### What to work on
State how many lines in these records contain the word "seguito", and nothing else.

### Supplied material
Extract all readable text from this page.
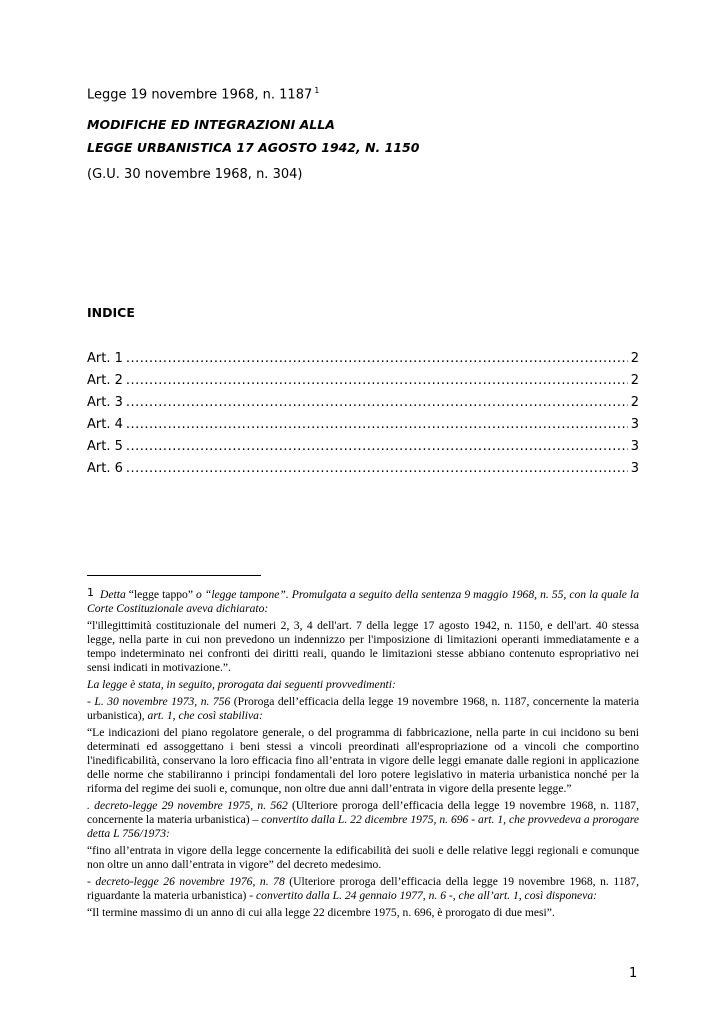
Legge 19 novembre 1968, n. 1187 $^1$
MODIFICHE ED INTEGRAZIONI ALLA
LEGGE URBANISTICA 17 AGOSTO 1942, N. 1150
(G.U. 30 novembre 1968, n. 304)
INDICE
Art. 1 .....	2
Art. 2 .....	2
Art. 3 .....	2
Art. 4 .....	3
Art. 5 .....	3
Art. 6 .....	3

1 Detta “legge tappo” o “legge tampone”. Promulgata a seguito della sentenza 9 maggio 1968, n. 55, con la quale la Corte Costituzionale aveva dichiarato:

“l'illegittimità costituzionale del numeri 2, 3, 4 dell'art. 7 della legge 17 agosto 1942, n. 1150, e dell'art. 40 stessa legge, nella parte in cui non prevedono un indennizzo per l'imposizione di limitazioni operanti immediatamente e a tempo indeterminato nei confronti dei diritti reali, quando le limitazioni stesse abbiano contenuto espropriativo nei sensi indicati in motivazione.”.

La legge è stata, in seguito, prorogata dai seguenti provvedimenti:

- L. 30 novembre 1973, n. 756 (Proroga dell’efficacia della legge 19 novembre 1968, n. 1187, concernente la materia urbanistica), art. 1, che così stabiliva:

“Le indicazioni del piano regolatore generale, o del programma di fabbricazione, nella parte in cui incidono su beni determinati ed assoggettano i beni stessi a vincoli preordinati all'espropriazione od a vincoli che comportino l'inedificabilità, conservano la loro efficacia fino all’entrata in vigore delle leggi emanate dalle regioni in applicazione delle norme che stabiliranno i principi fondamentali del loro potere legislativo in materia urbanistica nonché per la riforma del regime dei suoli e, comunque, non oltre due anni dall’entrata in vigore della presente legge.”

. decreto-legge 29 novembre 1975, n. 562 (Ulteriore proroga dell’efficacia della legge 19 novembre 1968, n. 1187, concernente la materia urbanistica) – convertito dalla L. 22 dicembre 1975, n. 696 - art. 1, che provvedeva a prorogare detta L 756/1973:

“fino all’entrata in vigore della legge concernente la edificabilità dei suoli e delle relative leggi regionali e comunque non oltre un anno dall’entrata in vigore” del decreto medesimo.

- decreto-legge 26 novembre 1976, n. 78 (Ulteriore proroga dell’efficacia della legge 19 novembre 1968, n. 1187, riguardante la materia urbanistica) - convertito dalla L. 24 gennaio 1977, n. 6 -, che all’art. 1, così disponeva:

“Il termine massimo di un anno di cui alla legge 22 dicembre 1975, n. 696, è prorogato di due mesi”.

1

### Task output
2